Extracted data entries:
++++++
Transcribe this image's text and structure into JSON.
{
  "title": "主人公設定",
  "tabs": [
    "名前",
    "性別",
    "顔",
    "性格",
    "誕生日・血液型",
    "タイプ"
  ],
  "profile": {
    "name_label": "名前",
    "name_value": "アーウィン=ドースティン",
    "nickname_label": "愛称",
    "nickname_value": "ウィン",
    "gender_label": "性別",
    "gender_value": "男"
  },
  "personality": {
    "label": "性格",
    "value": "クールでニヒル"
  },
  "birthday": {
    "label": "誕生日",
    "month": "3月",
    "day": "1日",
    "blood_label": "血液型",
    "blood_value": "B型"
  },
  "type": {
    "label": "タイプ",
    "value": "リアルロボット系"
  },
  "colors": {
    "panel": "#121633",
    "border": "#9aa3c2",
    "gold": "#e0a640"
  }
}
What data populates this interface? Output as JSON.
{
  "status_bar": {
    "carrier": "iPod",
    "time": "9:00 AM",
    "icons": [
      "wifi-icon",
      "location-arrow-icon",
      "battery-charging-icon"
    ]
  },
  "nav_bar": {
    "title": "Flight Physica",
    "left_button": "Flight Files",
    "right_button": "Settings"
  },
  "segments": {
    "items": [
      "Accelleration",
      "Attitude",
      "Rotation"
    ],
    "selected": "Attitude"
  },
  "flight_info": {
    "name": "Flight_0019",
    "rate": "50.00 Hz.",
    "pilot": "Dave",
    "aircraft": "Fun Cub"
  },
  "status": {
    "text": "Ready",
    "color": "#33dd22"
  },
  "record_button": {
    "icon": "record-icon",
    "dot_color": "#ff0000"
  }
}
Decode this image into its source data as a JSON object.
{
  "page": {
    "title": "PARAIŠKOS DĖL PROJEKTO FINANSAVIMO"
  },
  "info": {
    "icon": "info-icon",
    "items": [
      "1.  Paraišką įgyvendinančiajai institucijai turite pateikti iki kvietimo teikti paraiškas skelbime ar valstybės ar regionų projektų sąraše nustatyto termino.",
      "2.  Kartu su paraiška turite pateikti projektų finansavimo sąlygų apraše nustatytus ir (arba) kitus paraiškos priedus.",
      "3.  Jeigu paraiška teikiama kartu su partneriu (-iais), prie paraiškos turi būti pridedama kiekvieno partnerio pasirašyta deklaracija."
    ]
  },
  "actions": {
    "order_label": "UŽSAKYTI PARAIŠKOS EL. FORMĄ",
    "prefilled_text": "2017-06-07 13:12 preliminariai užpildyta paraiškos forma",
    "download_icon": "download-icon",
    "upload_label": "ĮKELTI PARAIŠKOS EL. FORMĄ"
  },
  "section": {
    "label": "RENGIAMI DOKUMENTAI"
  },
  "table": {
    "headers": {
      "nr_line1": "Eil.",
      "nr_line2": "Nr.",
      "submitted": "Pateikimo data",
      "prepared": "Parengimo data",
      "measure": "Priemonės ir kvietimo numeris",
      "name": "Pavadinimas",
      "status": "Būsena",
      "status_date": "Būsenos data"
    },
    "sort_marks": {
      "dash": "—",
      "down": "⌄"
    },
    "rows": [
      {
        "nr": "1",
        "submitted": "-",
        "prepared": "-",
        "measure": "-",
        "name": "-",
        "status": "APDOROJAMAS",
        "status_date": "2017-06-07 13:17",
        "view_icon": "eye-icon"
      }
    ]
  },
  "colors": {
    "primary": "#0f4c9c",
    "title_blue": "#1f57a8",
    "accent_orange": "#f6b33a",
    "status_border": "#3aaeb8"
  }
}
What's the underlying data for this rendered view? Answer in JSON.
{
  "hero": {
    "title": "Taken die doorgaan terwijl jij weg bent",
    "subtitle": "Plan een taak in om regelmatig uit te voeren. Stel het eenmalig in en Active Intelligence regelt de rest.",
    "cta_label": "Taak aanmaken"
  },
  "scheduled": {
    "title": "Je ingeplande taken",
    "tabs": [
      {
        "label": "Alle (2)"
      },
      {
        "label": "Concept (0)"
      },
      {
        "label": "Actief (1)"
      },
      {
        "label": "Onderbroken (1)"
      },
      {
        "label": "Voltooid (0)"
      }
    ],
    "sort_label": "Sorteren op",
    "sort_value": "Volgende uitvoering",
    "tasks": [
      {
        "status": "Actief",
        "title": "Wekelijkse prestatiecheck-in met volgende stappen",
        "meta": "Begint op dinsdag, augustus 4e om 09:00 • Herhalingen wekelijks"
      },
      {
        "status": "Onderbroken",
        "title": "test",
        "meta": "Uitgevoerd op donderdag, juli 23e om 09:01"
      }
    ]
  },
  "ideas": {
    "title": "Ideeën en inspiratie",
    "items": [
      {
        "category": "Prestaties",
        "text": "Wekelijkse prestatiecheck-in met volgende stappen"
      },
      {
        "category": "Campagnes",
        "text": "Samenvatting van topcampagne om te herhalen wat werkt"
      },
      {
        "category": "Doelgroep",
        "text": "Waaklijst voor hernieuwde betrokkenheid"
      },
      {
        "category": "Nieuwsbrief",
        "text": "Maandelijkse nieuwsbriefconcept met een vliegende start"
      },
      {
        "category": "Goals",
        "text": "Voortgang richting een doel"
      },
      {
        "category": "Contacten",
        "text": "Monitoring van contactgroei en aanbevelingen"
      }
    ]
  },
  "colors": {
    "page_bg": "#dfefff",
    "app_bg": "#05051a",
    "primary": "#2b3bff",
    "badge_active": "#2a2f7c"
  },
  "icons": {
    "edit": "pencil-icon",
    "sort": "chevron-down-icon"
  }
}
++++++
● **Set problem**:
Find the lines above that contain the word "measure" and collect them.

● **Reply to the task**:
      "measure": "Priemonės ir kvietimo numeris",
        "measure": "-",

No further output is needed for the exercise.